*** Source records ***
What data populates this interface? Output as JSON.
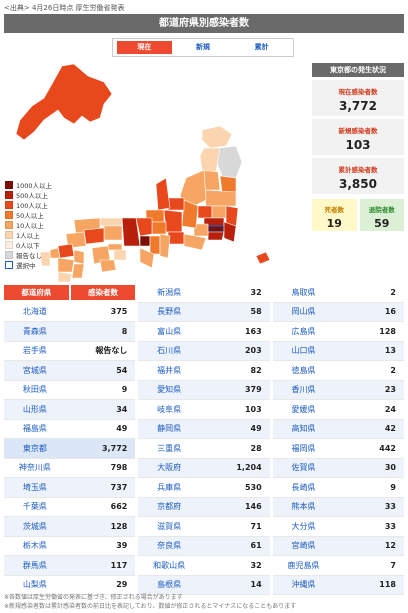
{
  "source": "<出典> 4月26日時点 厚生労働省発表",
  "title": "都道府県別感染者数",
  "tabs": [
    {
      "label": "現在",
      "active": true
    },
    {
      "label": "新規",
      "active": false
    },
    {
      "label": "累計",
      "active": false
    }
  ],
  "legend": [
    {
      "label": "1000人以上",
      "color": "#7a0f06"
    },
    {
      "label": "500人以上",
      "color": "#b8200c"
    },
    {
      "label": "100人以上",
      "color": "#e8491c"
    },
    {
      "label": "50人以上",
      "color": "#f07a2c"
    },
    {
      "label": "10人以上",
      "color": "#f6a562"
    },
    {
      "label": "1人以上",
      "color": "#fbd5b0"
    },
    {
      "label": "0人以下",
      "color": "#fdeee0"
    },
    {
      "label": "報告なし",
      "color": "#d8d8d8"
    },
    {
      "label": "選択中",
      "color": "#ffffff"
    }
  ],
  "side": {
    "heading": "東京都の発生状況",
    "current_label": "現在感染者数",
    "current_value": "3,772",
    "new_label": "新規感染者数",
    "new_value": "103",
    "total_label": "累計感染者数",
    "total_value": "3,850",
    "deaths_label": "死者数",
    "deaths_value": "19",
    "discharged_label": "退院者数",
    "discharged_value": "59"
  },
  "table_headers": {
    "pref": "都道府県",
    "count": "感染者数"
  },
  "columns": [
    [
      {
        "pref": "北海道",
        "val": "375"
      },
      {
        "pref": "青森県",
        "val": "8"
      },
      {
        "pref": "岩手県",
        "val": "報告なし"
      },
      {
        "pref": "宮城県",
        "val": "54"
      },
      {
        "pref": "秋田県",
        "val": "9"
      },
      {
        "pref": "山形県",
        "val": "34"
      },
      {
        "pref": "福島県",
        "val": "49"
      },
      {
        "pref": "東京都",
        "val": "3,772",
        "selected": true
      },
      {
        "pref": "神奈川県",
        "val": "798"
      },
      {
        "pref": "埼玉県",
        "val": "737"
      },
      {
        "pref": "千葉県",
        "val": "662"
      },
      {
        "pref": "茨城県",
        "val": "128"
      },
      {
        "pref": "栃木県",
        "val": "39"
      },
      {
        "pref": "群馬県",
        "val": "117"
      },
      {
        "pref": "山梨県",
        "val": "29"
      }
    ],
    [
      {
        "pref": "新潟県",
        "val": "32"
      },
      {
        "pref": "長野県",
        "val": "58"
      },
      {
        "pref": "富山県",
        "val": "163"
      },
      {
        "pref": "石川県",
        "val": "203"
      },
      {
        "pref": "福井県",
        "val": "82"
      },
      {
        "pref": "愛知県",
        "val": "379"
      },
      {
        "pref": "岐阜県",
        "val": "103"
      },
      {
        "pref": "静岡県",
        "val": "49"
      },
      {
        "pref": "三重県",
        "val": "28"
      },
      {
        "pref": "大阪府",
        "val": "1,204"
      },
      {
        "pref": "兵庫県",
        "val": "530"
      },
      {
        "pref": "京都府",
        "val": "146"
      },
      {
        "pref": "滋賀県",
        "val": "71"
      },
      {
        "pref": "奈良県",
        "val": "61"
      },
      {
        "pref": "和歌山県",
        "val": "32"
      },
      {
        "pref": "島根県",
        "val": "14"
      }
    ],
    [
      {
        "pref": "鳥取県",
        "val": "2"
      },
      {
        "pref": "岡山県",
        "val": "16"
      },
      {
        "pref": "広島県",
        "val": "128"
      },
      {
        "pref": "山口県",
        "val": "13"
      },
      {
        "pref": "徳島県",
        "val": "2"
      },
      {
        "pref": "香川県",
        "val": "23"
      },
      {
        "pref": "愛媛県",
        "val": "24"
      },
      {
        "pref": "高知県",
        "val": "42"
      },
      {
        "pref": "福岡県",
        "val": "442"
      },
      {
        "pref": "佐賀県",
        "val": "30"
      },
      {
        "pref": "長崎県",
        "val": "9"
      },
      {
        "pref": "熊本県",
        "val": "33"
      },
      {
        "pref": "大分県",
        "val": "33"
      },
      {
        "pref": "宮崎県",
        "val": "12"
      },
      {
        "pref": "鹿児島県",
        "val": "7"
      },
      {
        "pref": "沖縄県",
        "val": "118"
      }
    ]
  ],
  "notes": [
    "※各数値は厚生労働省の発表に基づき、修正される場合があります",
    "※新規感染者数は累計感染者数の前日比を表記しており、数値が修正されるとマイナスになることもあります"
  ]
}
***
■ Written problem
Leave out the pictures and give the rest of the records again exactly.

■ Output
What data populates this interface? Output as JSON.
{
  "source": "<出典> 4月26日時点 厚生労働省発表",
  "title": "都道府県別感染者数",
  "tabs": [
    {
      "label": "現在",
      "active": true
    },
    {
      "label": "新規",
      "active": false
    },
    {
      "label": "累計",
      "active": false
    }
  ],
  "legend": [
    {
      "label": "1000人以上",
      "color": "#7a0f06"
    },
    {
      "label": "500人以上",
      "color": "#b8200c"
    },
    {
      "label": "100人以上",
      "color": "#e8491c"
    },
    {
      "label": "50人以上",
      "color": "#f07a2c"
    },
    {
      "label": "10人以上",
      "color": "#f6a562"
    },
    {
      "label": "1人以上",
      "color": "#fbd5b0"
    },
    {
      "label": "0人以下",
      "color": "#fdeee0"
    },
    {
      "label": "報告なし",
      "color": "#d8d8d8"
    },
    {
      "label": "選択中",
      "color": "#ffffff"
    }
  ],
  "side": {
    "heading": "東京都の発生状況",
    "current_label": "現在感染者数",
    "current_value": "3,772",
    "new_label": "新規感染者数",
    "new_value": "103",
    "total_label": "累計感染者数",
    "total_value": "3,850",
    "deaths_label": "死者数",
    "deaths_value": "19",
    "discharged_label": "退院者数",
    "discharged_value": "59"
  },
  "table_headers": {
    "pref": "都道府県",
    "count": "感染者数"
  },
  "columns": [
    [
      {
        "pref": "北海道",
        "val": "375"
      },
      {
        "pref": "青森県",
        "val": "8"
      },
      {
        "pref": "岩手県",
        "val": "報告なし"
      },
      {
        "pref": "宮城県",
        "val": "54"
      },
      {
        "pref": "秋田県",
        "val": "9"
      },
      {
        "pref": "山形県",
        "val": "34"
      },
      {
        "pref": "福島県",
        "val": "49"
      },
      {
        "pref": "東京都",
        "val": "3,772",
        "selected": true
      },
      {
        "pref": "神奈川県",
        "val": "798"
      },
      {
        "pref": "埼玉県",
        "val": "737"
      },
      {
        "pref": "千葉県",
        "val": "662"
      },
      {
        "pref": "茨城県",
        "val": "128"
      },
      {
        "pref": "栃木県",
        "val": "39"
      },
      {
        "pref": "群馬県",
        "val": "117"
      },
      {
        "pref": "山梨県",
        "val": "29"
      }
    ],
    [
      {
        "pref": "新潟県",
        "val": "32"
      },
      {
        "pref": "長野県",
        "val": "58"
      },
      {
        "pref": "富山県",
        "val": "163"
      },
      {
        "pref": "石川県",
        "val": "203"
      },
      {
        "pref": "福井県",
        "val": "82"
      },
      {
        "pref": "愛知県",
        "val": "379"
      },
      {
        "pref": "岐阜県",
        "val": "103"
      },
      {
        "pref": "静岡県",
        "val": "49"
      },
      {
        "pref": "三重県",
        "val": "28"
      },
      {
        "pref": "大阪府",
        "val": "1,204"
      },
      {
        "pref": "兵庫県",
        "val": "530"
      },
      {
        "pref": "京都府",
        "val": "146"
      },
      {
        "pref": "滋賀県",
        "val": "71"
      },
      {
        "pref": "奈良県",
        "val": "61"
      },
      {
        "pref": "和歌山県",
        "val": "32"
      },
      {
        "pref": "島根県",
        "val": "14"
      }
    ],
    [
      {
        "pref": "鳥取県",
        "val": "2"
      },
      {
        "pref": "岡山県",
        "val": "16"
      },
      {
        "pref": "広島県",
        "val": "128"
      },
      {
        "pref": "山口県",
        "val": "13"
      },
      {
        "pref": "徳島県",
        "val": "2"
      },
      {
        "pref": "香川県",
        "val": "23"
      },
      {
        "pref": "愛媛県",
        "val": "24"
      },
      {
        "pref": "高知県",
        "val": "42"
      },
      {
        "pref": "福岡県",
        "val": "442"
      },
      {
        "pref": "佐賀県",
        "val": "30"
      },
      {
        "pref": "長崎県",
        "val": "9"
      },
      {
        "pref": "熊本県",
        "val": "33"
      },
      {
        "pref": "大分県",
        "val": "33"
      },
      {
        "pref": "宮崎県",
        "val": "12"
      },
      {
        "pref": "鹿児島県",
        "val": "7"
      },
      {
        "pref": "沖縄県",
        "val": "118"
      }
    ]
  ],
  "notes": [
    "※各数値は厚生労働省の発表に基づき、修正される場合があります",
    "※新規感染者数は累計感染者数の前日比を表記しており、数値が修正されるとマイナスになることもあります"
  ]
}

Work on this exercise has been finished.